§ Instruction
For every line in the records that has the word "this", make a copy.

::: Material :::

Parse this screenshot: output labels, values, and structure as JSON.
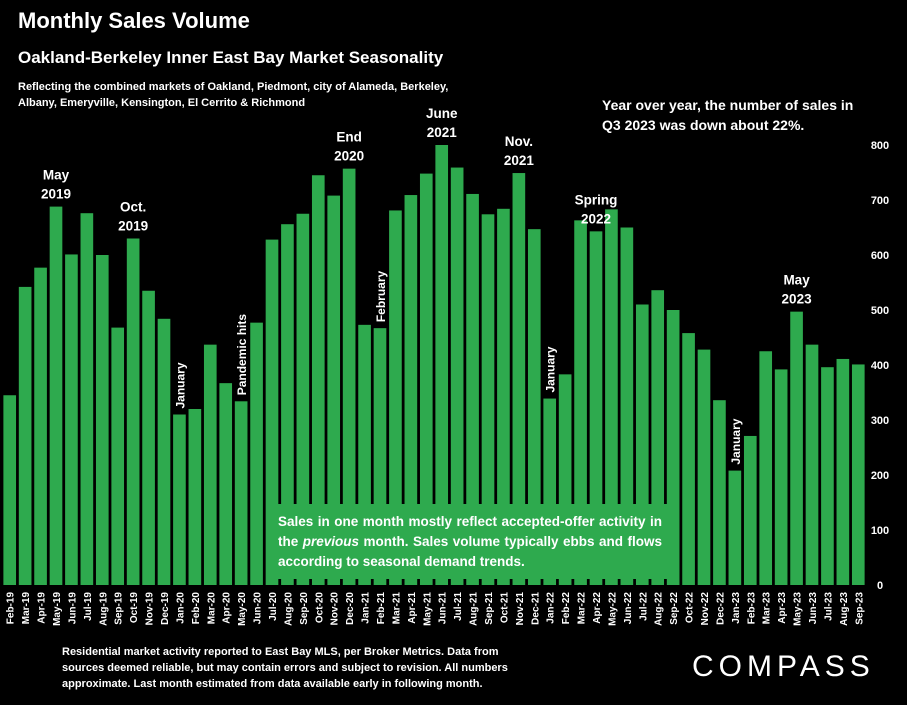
{
  "header": {
    "title": "Monthly Sales Volume",
    "subtitle": "Oakland-Berkeley Inner East Bay Market Seasonality",
    "description": "Reflecting the combined markets of Oakland, Piedmont, city of Alameda, Berkeley, Albany, Emeryville, Kensington, El Cerrito & Richmond",
    "yoy_note": "Year over year, the number of sales in Q3 2023 was down about 22%."
  },
  "callout": {
    "text_before": "Sales in one month mostly reflect accepted-offer activity in the ",
    "text_emph": "previous",
    "text_after": " month. Sales volume typically ebbs and flows according to seasonal demand trends."
  },
  "footer": {
    "text": "Residential market activity reported to East Bay MLS, per Broker Metrics. Data from sources deemed reliable, but may contain errors and subject to revision. All numbers approximate. Last month estimated from data available early in following month.",
    "logo": "COMPASS"
  },
  "colors": {
    "bar": "#2eaa4e",
    "background": "#000000",
    "text": "#ffffff"
  },
  "chart_data": {
    "type": "bar",
    "categories": [
      "Feb-19",
      "Mar-19",
      "Apr-19",
      "May-19",
      "Jun-19",
      "Jul-19",
      "Aug-19",
      "Sep-19",
      "Oct-19",
      "Nov-19",
      "Dec-19",
      "Jan-20",
      "Feb-20",
      "Mar-20",
      "Apr-20",
      "May-20",
      "Jun-20",
      "Jul-20",
      "Aug-20",
      "Sep-20",
      "Oct-20",
      "Nov-20",
      "Dec-20",
      "Jan-21",
      "Feb-21",
      "Mar-21",
      "Apr-21",
      "May-21",
      "Jun-21",
      "Jul-21",
      "Aug-21",
      "Sep-21",
      "Oct-21",
      "Nov-21",
      "Dec-21",
      "Jan-22",
      "Feb-22",
      "Mar-22",
      "Apr-22",
      "May-22",
      "Jun-22",
      "Jul-22",
      "Aug-22",
      "Sep-22",
      "Oct-22",
      "Nov-22",
      "Dec-22",
      "Jan-23",
      "Feb-23",
      "Mar-23",
      "Apr-23",
      "May-23",
      "Jun-23",
      "Jul-23",
      "Aug-23",
      "Sep-23"
    ],
    "values": [
      345,
      542,
      577,
      688,
      601,
      676,
      600,
      468,
      630,
      535,
      484,
      310,
      320,
      437,
      367,
      334,
      477,
      628,
      656,
      675,
      745,
      708,
      757,
      473,
      467,
      681,
      709,
      748,
      800,
      759,
      711,
      674,
      684,
      749,
      647,
      339,
      383,
      663,
      643,
      683,
      650,
      510,
      536,
      500,
      458,
      428,
      336,
      208,
      271,
      425,
      392,
      497,
      437,
      396,
      411,
      401
    ],
    "ylim": [
      0,
      800
    ],
    "yticks": [
      0,
      100,
      200,
      300,
      400,
      500,
      600,
      700,
      800
    ],
    "y_axis_side": "right",
    "annotations": [
      {
        "text": "May\n2019",
        "index": 3,
        "orientation": "horizontal"
      },
      {
        "text": "Oct.\n2019",
        "index": 8,
        "orientation": "horizontal"
      },
      {
        "text": "January",
        "index": 11,
        "orientation": "vertical"
      },
      {
        "text": "Pandemic hits",
        "index": 15,
        "orientation": "vertical"
      },
      {
        "text": "End\n2020",
        "index": 22,
        "orientation": "horizontal"
      },
      {
        "text": "February",
        "index": 24,
        "orientation": "vertical"
      },
      {
        "text": "June\n2021",
        "index": 28,
        "orientation": "horizontal"
      },
      {
        "text": "Nov.\n2021",
        "index": 33,
        "orientation": "horizontal"
      },
      {
        "text": "January",
        "index": 35,
        "orientation": "vertical"
      },
      {
        "text": "Spring\n2022",
        "index": 38,
        "orientation": "horizontal"
      },
      {
        "text": "January",
        "index": 47,
        "orientation": "vertical"
      },
      {
        "text": "May\n2023",
        "index": 51,
        "orientation": "horizontal"
      }
    ]
  }
}
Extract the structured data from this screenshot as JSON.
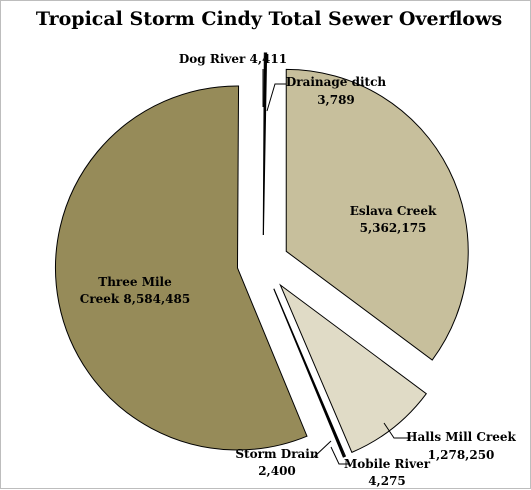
{
  "chart_data": {
    "type": "pie",
    "title": "Tropical Storm Cindy Total Sewer Overflows",
    "slices": [
      {
        "label_line1": "Eslava Creek",
        "label_line2": "5,362,175",
        "value": 5362175,
        "color": "#c7bf9c"
      },
      {
        "label_line1": "Halls Mill Creek",
        "label_line2": "1,278,250",
        "value": 1278250,
        "color": "#e0dbc6"
      },
      {
        "label_line1": "Mobile River",
        "label_line2": "4,275",
        "value": 4275,
        "color": "#ffffff"
      },
      {
        "label_line1": "Storm Drain",
        "label_line2": "2,400",
        "value": 2400,
        "color": "#5d5a3c"
      },
      {
        "label_line1": "Three Mile",
        "label_line2": "Creek 8,584,485",
        "value": 8584485,
        "color": "#968b59"
      },
      {
        "label_line1": "Dog River 4,411",
        "label_line2": "",
        "value": 4411,
        "color": "#ffffff"
      },
      {
        "label_line1": "Drainage ditch",
        "label_line2": "3,789",
        "value": 3789,
        "color": "#6b6646"
      }
    ]
  }
}
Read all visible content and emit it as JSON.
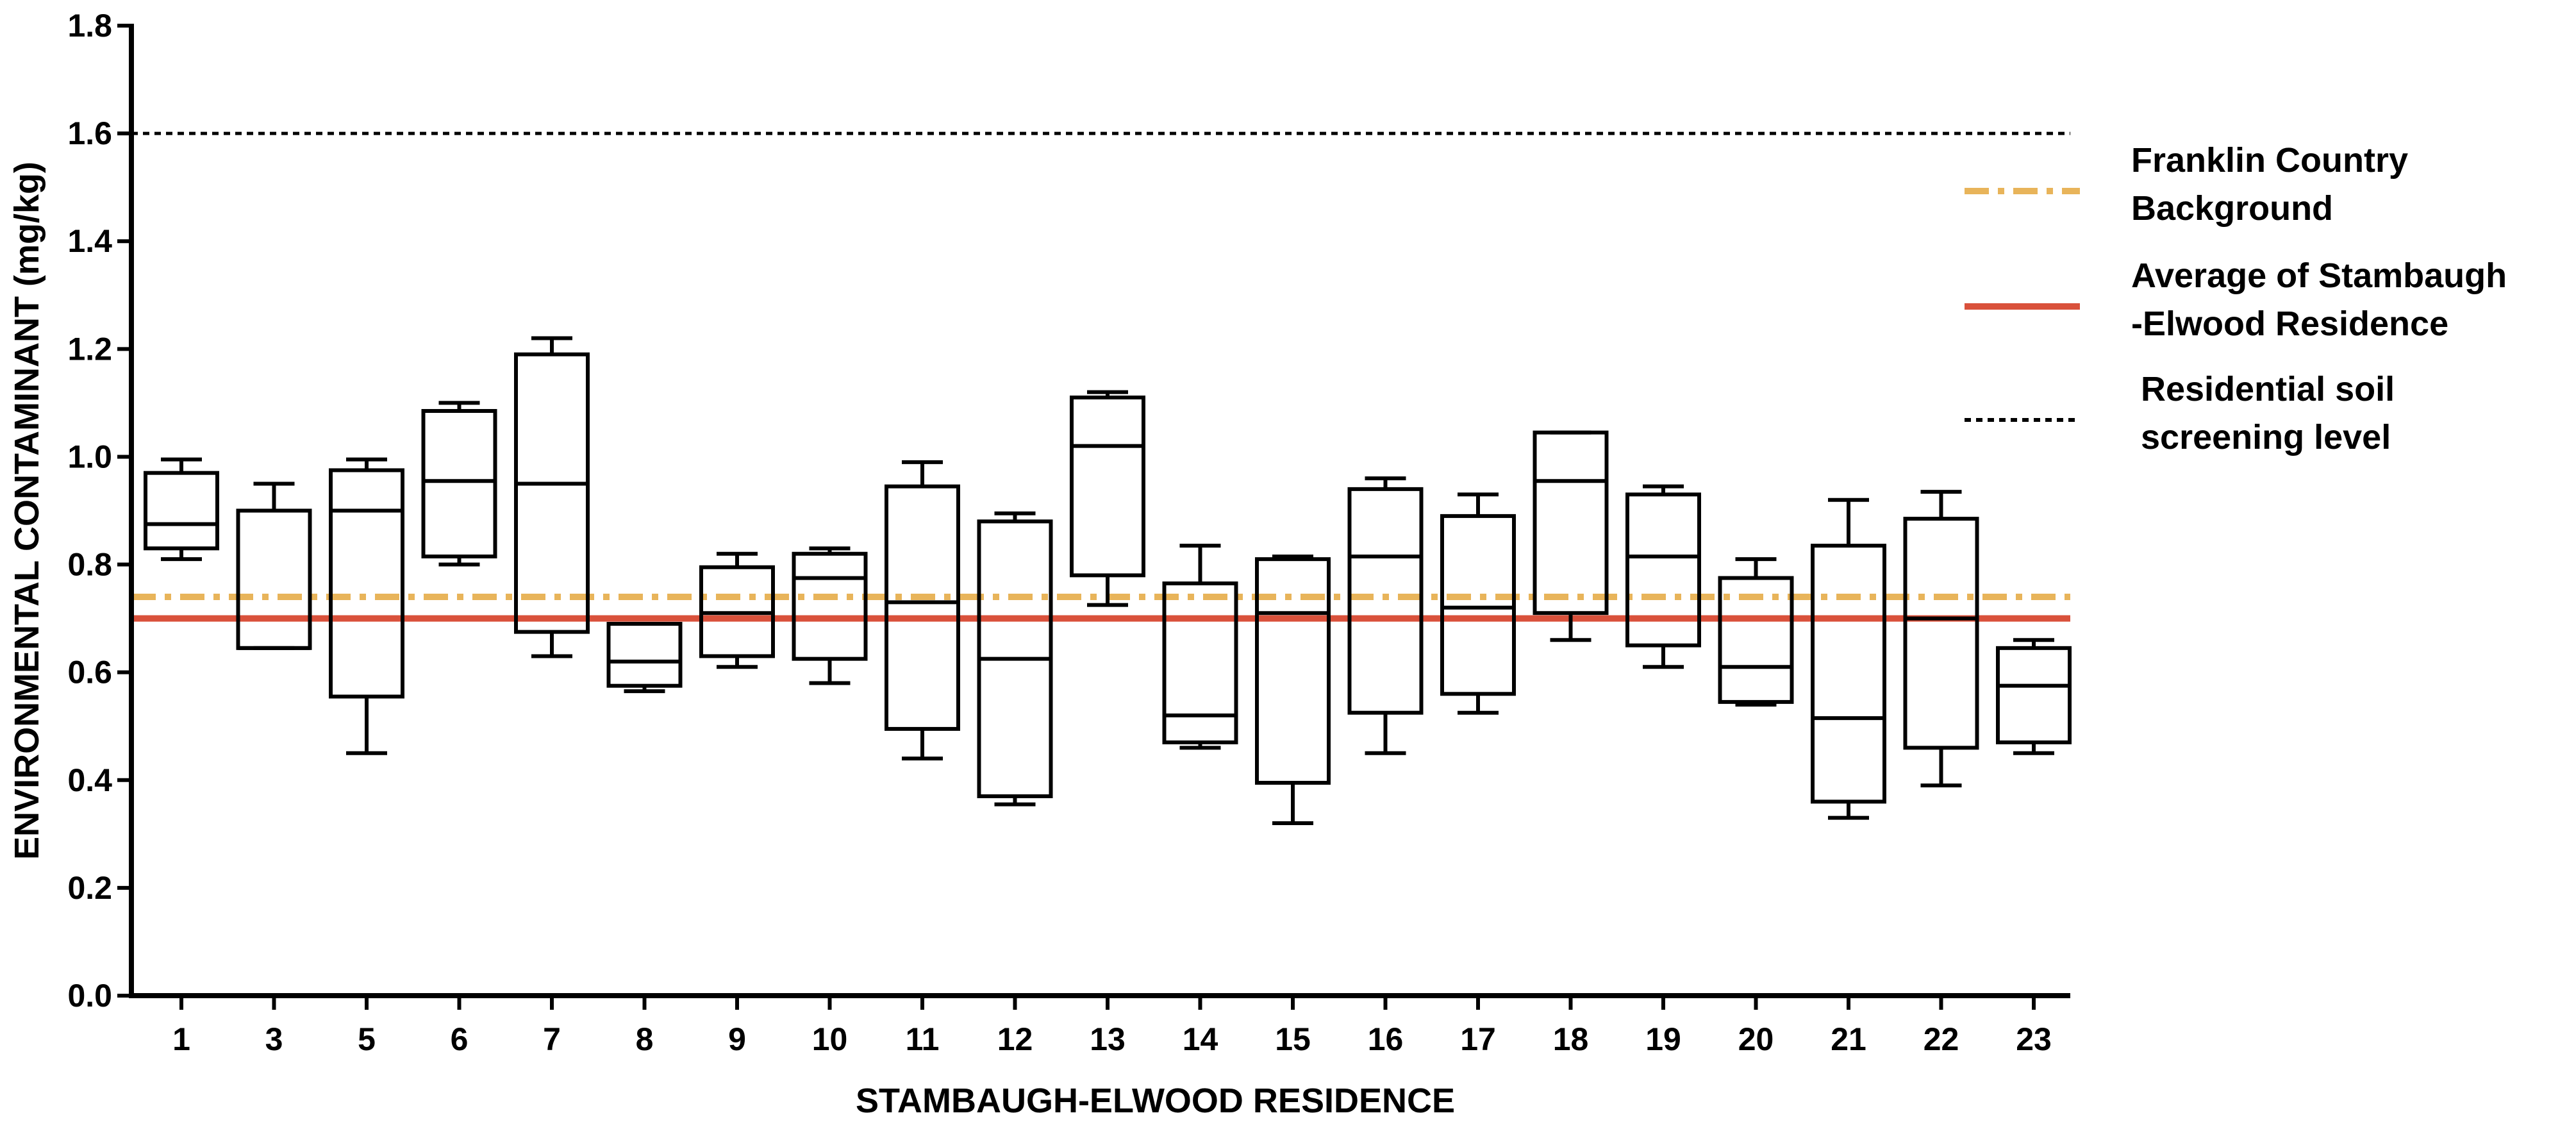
{
  "chart_data": {
    "type": "box",
    "title": "",
    "xlabel": "STAMBAUGH-ELWOOD RESIDENCE",
    "ylabel": "ENVIRONMENTAL CONTAMINANT (mg/kg)",
    "ylim": [
      0,
      1.8
    ],
    "yticks": [
      "0.0",
      "0.2",
      "0.4",
      "0.6",
      "0.8",
      "1.0",
      "1.2",
      "1.4",
      "1.6",
      "1.8"
    ],
    "categories": [
      "1",
      "3",
      "5",
      "6",
      "7",
      "8",
      "9",
      "10",
      "11",
      "12",
      "13",
      "14",
      "15",
      "16",
      "17",
      "18",
      "19",
      "20",
      "21",
      "22",
      "23"
    ],
    "boxes": [
      {
        "min": 0.81,
        "q1": 0.83,
        "median": 0.875,
        "q3": 0.97,
        "max": 0.995
      },
      {
        "min": 0.645,
        "q1": 0.645,
        "median": 0.645,
        "q3": 0.9,
        "max": 0.95
      },
      {
        "min": 0.45,
        "q1": 0.555,
        "median": 0.9,
        "q3": 0.975,
        "max": 0.995
      },
      {
        "min": 0.8,
        "q1": 0.815,
        "median": 0.955,
        "q3": 1.085,
        "max": 1.1
      },
      {
        "min": 0.63,
        "q1": 0.675,
        "median": 0.95,
        "q3": 1.19,
        "max": 1.22
      },
      {
        "min": 0.565,
        "q1": 0.575,
        "median": 0.62,
        "q3": 0.69,
        "max": 0.69
      },
      {
        "min": 0.61,
        "q1": 0.63,
        "median": 0.71,
        "q3": 0.795,
        "max": 0.82
      },
      {
        "min": 0.58,
        "q1": 0.625,
        "median": 0.775,
        "q3": 0.82,
        "max": 0.83
      },
      {
        "min": 0.44,
        "q1": 0.495,
        "median": 0.73,
        "q3": 0.945,
        "max": 0.99
      },
      {
        "min": 0.355,
        "q1": 0.37,
        "median": 0.625,
        "q3": 0.88,
        "max": 0.895
      },
      {
        "min": 0.725,
        "q1": 0.78,
        "median": 1.02,
        "q3": 1.11,
        "max": 1.12
      },
      {
        "min": 0.46,
        "q1": 0.47,
        "median": 0.52,
        "q3": 0.765,
        "max": 0.835
      },
      {
        "min": 0.32,
        "q1": 0.395,
        "median": 0.71,
        "q3": 0.81,
        "max": 0.815
      },
      {
        "min": 0.45,
        "q1": 0.525,
        "median": 0.815,
        "q3": 0.94,
        "max": 0.96
      },
      {
        "min": 0.525,
        "q1": 0.56,
        "median": 0.72,
        "q3": 0.89,
        "max": 0.93
      },
      {
        "min": 0.66,
        "q1": 0.71,
        "median": 0.955,
        "q3": 1.045,
        "max": 1.045
      },
      {
        "min": 0.61,
        "q1": 0.65,
        "median": 0.815,
        "q3": 0.93,
        "max": 0.945
      },
      {
        "min": 0.54,
        "q1": 0.545,
        "median": 0.61,
        "q3": 0.775,
        "max": 0.81
      },
      {
        "min": 0.33,
        "q1": 0.36,
        "median": 0.515,
        "q3": 0.835,
        "max": 0.92
      },
      {
        "min": 0.39,
        "q1": 0.46,
        "median": 0.7,
        "q3": 0.885,
        "max": 0.935
      },
      {
        "min": 0.45,
        "q1": 0.47,
        "median": 0.575,
        "q3": 0.645,
        "max": 0.66
      }
    ],
    "reference_lines": [
      {
        "name": "Franklin Country Background",
        "value": 0.74,
        "color": "#e8b45a",
        "style": "dashdot"
      },
      {
        "name": "Average of Stambaugh -Elwood Residence",
        "value": 0.7,
        "color": "#d9513b",
        "style": "solid"
      },
      {
        "name": "Residential soil screening level",
        "value": 1.6,
        "color": "#000000",
        "style": "dotted"
      }
    ],
    "legend": {
      "position": "right",
      "entries": [
        {
          "lines": [
            "Franklin Country",
            "Background"
          ],
          "color": "#e8b45a",
          "style": "dashdot"
        },
        {
          "lines": [
            "Average of Stambaugh",
            "-Elwood Residence"
          ],
          "color": "#d9513b",
          "style": "solid"
        },
        {
          "lines": [
            "Residential soil",
            "screening level"
          ],
          "color": "#000000",
          "style": "dotted"
        }
      ]
    },
    "grid": false
  }
}
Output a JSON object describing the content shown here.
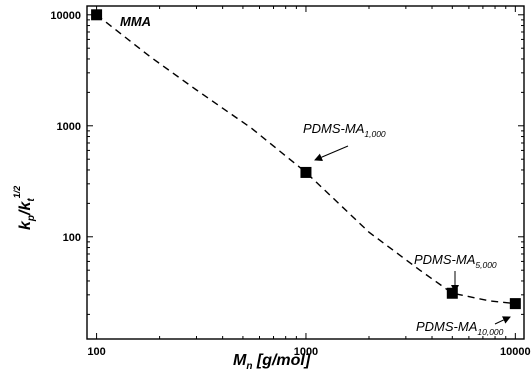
{
  "chart_data": {
    "type": "scatter",
    "x_scale": "log",
    "y_scale": "log",
    "xlim": [
      90,
      11000
    ],
    "ylim": [
      12,
      12000
    ],
    "grid": false,
    "x_ticks": [
      {
        "value": 100,
        "label": "100"
      },
      {
        "value": 1000,
        "label": "1000"
      },
      {
        "value": 10000,
        "label": "10000"
      }
    ],
    "y_ticks": [
      {
        "value": 100,
        "label": "100"
      },
      {
        "value": 1000,
        "label": "1000"
      },
      {
        "value": 10000,
        "label": "10000"
      }
    ],
    "xlabel": {
      "base": "M",
      "sub": "n",
      "rest": " [g/mol]"
    },
    "ylabel": {
      "k": "k",
      "p": "p",
      "slash": "/k",
      "t": "t",
      "exp": "1/2"
    },
    "series": [
      {
        "marker": "square",
        "color": "#000000",
        "points": [
          {
            "x": 100,
            "y": 10000
          },
          {
            "x": 1000,
            "y": 380
          },
          {
            "x": 5000,
            "y": 31
          },
          {
            "x": 10000,
            "y": 25
          }
        ]
      }
    ],
    "trend_line": {
      "style": "dashed",
      "points": [
        {
          "x": 100,
          "y": 10000
        },
        {
          "x": 180,
          "y": 4200
        },
        {
          "x": 300,
          "y": 2100
        },
        {
          "x": 550,
          "y": 950
        },
        {
          "x": 1000,
          "y": 380
        },
        {
          "x": 2000,
          "y": 110
        },
        {
          "x": 3500,
          "y": 50
        },
        {
          "x": 5000,
          "y": 31
        },
        {
          "x": 7500,
          "y": 26.5
        },
        {
          "x": 10000,
          "y": 25
        }
      ]
    },
    "annotations": [
      {
        "id": "mma",
        "main": "MMA",
        "sub": ""
      },
      {
        "id": "pdms1000",
        "main": "PDMS-MA",
        "sub": "1,000"
      },
      {
        "id": "pdms5000",
        "main": "PDMS-MA",
        "sub": "5,000"
      },
      {
        "id": "pdms10000",
        "main": "PDMS-MA",
        "sub": "10,000"
      }
    ]
  }
}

:::

§ Output of the exercise
Parse this screenshot: output labels, values, and structure as JSON.
Extract the structured data from this screenshot as JSON.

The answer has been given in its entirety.